Request: Select all lines with the string "JSON" in them, and copy those lines.

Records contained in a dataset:
_ _ _ _
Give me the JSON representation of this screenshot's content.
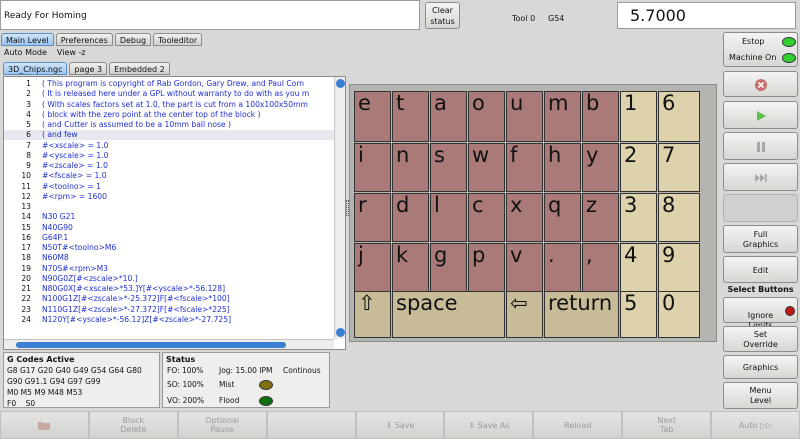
{
  "header": {
    "status_text": "Ready For Homing",
    "clear_status": "Clear\nstatus",
    "tool": "Tool 0",
    "coord_system": "G54",
    "dro_value": "5.7000"
  },
  "main_tabs": [
    "Main Level",
    "Preferences",
    "Debug",
    "Tooleditor"
  ],
  "menu": [
    "Auto Mode",
    "View -z"
  ],
  "file_tabs": [
    "3D_Chips.ngc",
    "page 3",
    "Embedded 2"
  ],
  "code_lines": [
    {
      "n": "1",
      "t": "( This program is copyright of Rab Gordon, Gary Drew, and Paul Corn"
    },
    {
      "n": "2",
      "t": "( It is released here under a GPL without warranty to do with as you m"
    },
    {
      "n": "3",
      "t": "( With scales factors set at 1.0, the part is cut from a 100x100x50mm"
    },
    {
      "n": "4",
      "t": "( block with the zero point at the center top of the block )"
    },
    {
      "n": "5",
      "t": "( and Cutter is assumed to be a 10mm ball nose )"
    },
    {
      "n": "6",
      "t": "( and few"
    },
    {
      "n": "7",
      "t": "#<xscale> = 1.0"
    },
    {
      "n": "8",
      "t": "#<yscale> = 1.0"
    },
    {
      "n": "9",
      "t": "#<zscale> = 1.0"
    },
    {
      "n": "10",
      "t": "#<fscale> = 1.0"
    },
    {
      "n": "11",
      "t": "#<toolno> = 1"
    },
    {
      "n": "12",
      "t": "#<rpm>    = 1600"
    },
    {
      "n": "13",
      "t": ""
    },
    {
      "n": "14",
      "t": "N30 G21"
    },
    {
      "n": "15",
      "t": "N40G90"
    },
    {
      "n": "16",
      "t": "G64P.1"
    },
    {
      "n": "17",
      "t": "N50T#<toolno>M6"
    },
    {
      "n": "18",
      "t": "N60M8"
    },
    {
      "n": "19",
      "t": "N70S#<rpm>M3"
    },
    {
      "n": "20",
      "t": "N90G0Z[#<zscale>*10.]"
    },
    {
      "n": "21",
      "t": "N80G0X[#<xscale>*53.]Y[#<yscale>*-56.128]"
    },
    {
      "n": "22",
      "t": "N100G1Z[#<zscale>*-25.372]F[#<fscale>*100]"
    },
    {
      "n": "23",
      "t": "N110G1Z[#<zscale>*-27.372]F[#<fscale>*225]"
    },
    {
      "n": "24",
      "t": "N120Y[#<yscale>*-56.12]Z[#<zscale>*-27.725]"
    }
  ],
  "keyboard": {
    "rows": [
      [
        "e",
        "t",
        "a",
        "o",
        "u",
        "m",
        "b",
        "1",
        "6"
      ],
      [
        "i",
        "n",
        "s",
        "w",
        "f",
        "h",
        "y",
        "2",
        "7"
      ],
      [
        "r",
        "d",
        "l",
        "c",
        "x",
        "q",
        "z",
        "3",
        "8"
      ],
      [
        "j",
        "k",
        "g",
        "p",
        "v",
        ".",
        ",",
        "4",
        "9"
      ]
    ],
    "bottom": [
      "⇧",
      "space",
      "⇦",
      "return",
      "5",
      "0"
    ]
  },
  "side": {
    "estop": "Estop",
    "machine_on": "Machine On",
    "full_graphics": "Full\nGraphics",
    "edit": "Edit",
    "select_buttons": "Select Buttons",
    "ignore_limits": "Ignore\nLimits",
    "set_override": "Set\nOverride",
    "graphics": "Graphics",
    "menu_level": "Menu\nLevel"
  },
  "gcodes": {
    "title": "G Codes Active",
    "lines": [
      "G8 G17 G20 G40 G49 G54 G64 G80",
      "G90 G91.1 G94 G97 G99",
      "M0 M5 M9 M48 M53",
      "F0    S0"
    ]
  },
  "status": {
    "title": "Status",
    "fo": "FO: 100%",
    "jog": "Jog: 15.00 IPM",
    "mode": "Continous",
    "so": "SO: 100%",
    "mist": "Mist",
    "vo": "VO: 200%",
    "flood": "Flood"
  },
  "footer": [
    "",
    "Block\nDelete",
    "Optional\nPause",
    "",
    "Save",
    "Save As",
    "Reload",
    "Next\nTab",
    "Auto"
  ],
  "colors": {
    "led_green": "#2fd02f",
    "led_red": "#c01818",
    "mist_led": "#807010",
    "flood_led": "#107010"
  }
}
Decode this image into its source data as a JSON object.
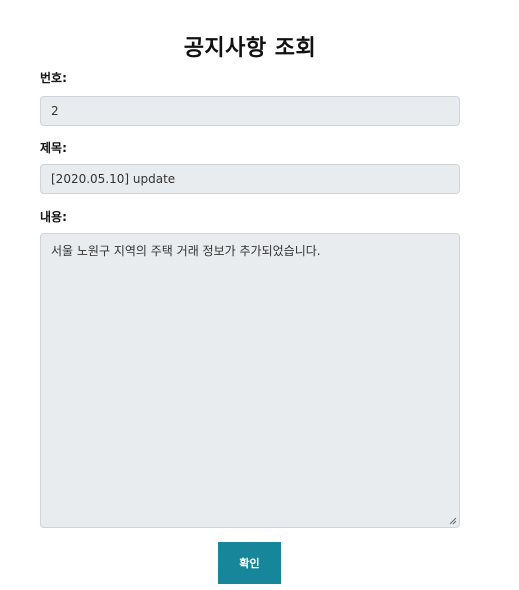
_ _ _ _
Result below:
Give me the JSON representation of this screenshot's content.
Decode this image into its source data as a JSON object.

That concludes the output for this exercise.